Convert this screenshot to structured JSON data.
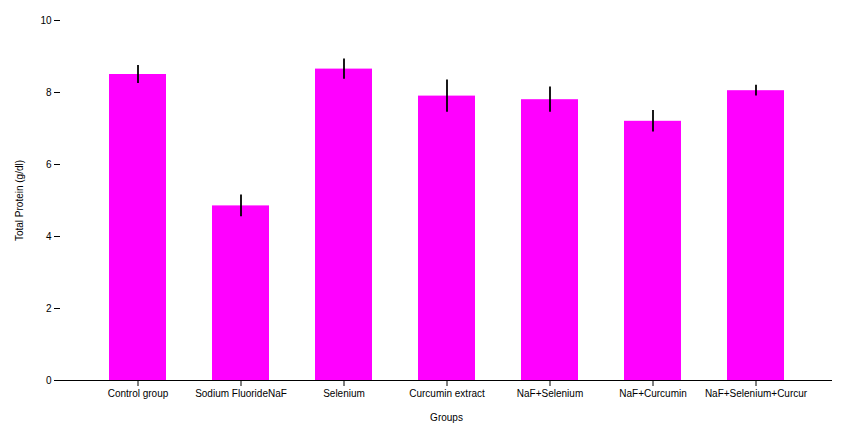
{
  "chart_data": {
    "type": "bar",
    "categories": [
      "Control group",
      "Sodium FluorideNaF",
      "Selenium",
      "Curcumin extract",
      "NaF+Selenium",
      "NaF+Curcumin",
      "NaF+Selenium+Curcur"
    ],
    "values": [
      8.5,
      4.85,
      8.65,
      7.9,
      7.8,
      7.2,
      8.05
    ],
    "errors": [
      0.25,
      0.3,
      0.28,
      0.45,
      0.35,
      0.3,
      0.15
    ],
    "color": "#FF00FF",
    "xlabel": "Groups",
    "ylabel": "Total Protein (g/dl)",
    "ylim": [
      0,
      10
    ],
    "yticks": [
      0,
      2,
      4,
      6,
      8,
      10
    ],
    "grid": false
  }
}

= = =

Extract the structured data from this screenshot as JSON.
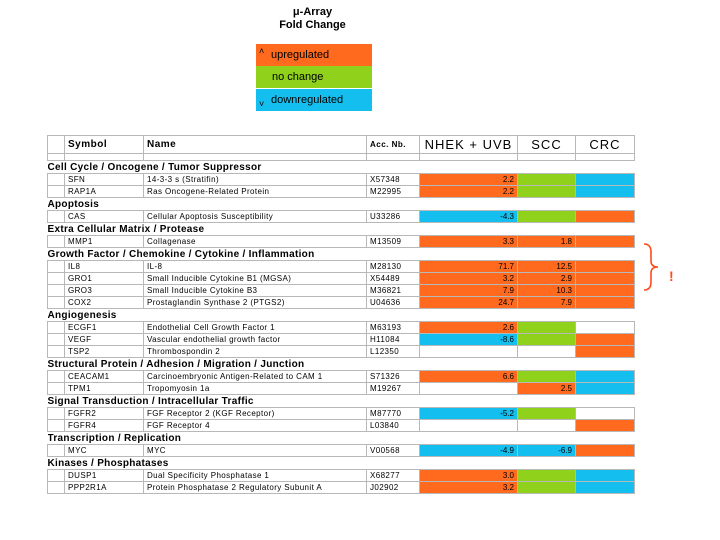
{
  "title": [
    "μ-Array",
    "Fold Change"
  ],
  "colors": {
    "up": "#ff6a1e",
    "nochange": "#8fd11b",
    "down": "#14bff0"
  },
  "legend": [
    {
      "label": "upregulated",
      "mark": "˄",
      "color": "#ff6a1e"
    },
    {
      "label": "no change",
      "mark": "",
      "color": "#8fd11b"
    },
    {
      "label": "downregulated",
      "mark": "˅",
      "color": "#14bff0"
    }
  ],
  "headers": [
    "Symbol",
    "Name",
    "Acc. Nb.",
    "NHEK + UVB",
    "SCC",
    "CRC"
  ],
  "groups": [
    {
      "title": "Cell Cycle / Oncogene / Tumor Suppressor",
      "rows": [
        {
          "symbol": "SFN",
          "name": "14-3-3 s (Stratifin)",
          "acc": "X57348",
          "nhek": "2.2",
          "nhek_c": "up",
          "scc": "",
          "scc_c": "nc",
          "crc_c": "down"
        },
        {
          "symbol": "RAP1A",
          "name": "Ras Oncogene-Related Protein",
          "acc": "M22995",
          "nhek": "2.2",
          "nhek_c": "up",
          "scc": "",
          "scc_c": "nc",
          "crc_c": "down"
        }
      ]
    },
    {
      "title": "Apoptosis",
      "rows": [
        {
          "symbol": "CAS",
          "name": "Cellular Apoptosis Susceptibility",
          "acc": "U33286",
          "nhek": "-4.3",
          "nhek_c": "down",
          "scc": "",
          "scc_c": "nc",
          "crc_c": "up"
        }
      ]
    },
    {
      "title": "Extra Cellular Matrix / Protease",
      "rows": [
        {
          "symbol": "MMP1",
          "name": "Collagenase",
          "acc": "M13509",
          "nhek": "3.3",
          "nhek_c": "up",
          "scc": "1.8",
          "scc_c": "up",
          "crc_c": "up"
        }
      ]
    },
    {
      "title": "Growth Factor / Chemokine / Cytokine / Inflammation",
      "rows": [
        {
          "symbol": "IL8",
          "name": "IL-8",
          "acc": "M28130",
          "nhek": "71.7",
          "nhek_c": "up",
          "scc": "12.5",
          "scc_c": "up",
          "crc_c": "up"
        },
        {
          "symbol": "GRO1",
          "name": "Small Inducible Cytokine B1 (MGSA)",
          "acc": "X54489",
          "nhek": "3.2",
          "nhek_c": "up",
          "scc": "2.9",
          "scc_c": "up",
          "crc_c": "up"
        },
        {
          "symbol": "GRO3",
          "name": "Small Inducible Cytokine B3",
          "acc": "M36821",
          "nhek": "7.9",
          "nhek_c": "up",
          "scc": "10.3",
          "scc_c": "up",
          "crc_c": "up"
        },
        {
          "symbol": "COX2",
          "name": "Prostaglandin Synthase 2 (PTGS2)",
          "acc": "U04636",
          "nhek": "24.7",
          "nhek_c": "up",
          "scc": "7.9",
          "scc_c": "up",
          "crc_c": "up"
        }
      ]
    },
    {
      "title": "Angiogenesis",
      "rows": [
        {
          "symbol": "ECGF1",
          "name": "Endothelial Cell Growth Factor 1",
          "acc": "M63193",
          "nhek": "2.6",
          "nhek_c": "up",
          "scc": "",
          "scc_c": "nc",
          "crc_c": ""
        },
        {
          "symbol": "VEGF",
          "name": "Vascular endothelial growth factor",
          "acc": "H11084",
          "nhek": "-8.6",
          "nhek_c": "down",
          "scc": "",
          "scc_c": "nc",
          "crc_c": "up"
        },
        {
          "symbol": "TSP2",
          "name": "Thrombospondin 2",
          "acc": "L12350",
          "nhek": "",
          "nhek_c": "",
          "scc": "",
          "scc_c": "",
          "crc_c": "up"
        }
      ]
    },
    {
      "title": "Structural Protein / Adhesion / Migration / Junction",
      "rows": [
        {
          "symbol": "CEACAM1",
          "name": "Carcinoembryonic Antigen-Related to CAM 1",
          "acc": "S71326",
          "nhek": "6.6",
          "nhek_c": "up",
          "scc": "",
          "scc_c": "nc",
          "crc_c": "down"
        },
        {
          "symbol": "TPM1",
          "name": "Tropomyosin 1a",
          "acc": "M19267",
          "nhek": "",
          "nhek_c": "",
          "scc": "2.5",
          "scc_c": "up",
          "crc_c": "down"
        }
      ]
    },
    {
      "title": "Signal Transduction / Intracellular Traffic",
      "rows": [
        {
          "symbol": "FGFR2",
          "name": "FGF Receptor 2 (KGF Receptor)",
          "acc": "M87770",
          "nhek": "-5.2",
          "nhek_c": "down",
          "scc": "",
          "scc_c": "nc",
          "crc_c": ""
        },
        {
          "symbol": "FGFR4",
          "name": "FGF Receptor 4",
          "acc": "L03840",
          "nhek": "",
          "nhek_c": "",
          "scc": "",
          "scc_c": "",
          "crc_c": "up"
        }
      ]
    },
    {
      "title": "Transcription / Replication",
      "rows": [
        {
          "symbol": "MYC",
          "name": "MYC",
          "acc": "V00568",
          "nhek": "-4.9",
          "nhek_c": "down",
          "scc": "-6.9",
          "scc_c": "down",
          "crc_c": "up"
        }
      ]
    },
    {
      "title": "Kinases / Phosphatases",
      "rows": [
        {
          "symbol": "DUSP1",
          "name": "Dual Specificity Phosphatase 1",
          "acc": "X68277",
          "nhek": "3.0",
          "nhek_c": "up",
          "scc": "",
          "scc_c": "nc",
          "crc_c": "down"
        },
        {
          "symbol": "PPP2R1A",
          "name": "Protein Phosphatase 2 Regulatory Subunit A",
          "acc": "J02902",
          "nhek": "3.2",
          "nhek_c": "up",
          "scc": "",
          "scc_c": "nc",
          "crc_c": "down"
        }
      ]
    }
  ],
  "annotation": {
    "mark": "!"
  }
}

= = =

→ TASK ITEM: Within the listing above, how many lines contain "Selenium"? Please respond with the number and nothing else.

→ SOLUTION TO THIS EXERCISE: 3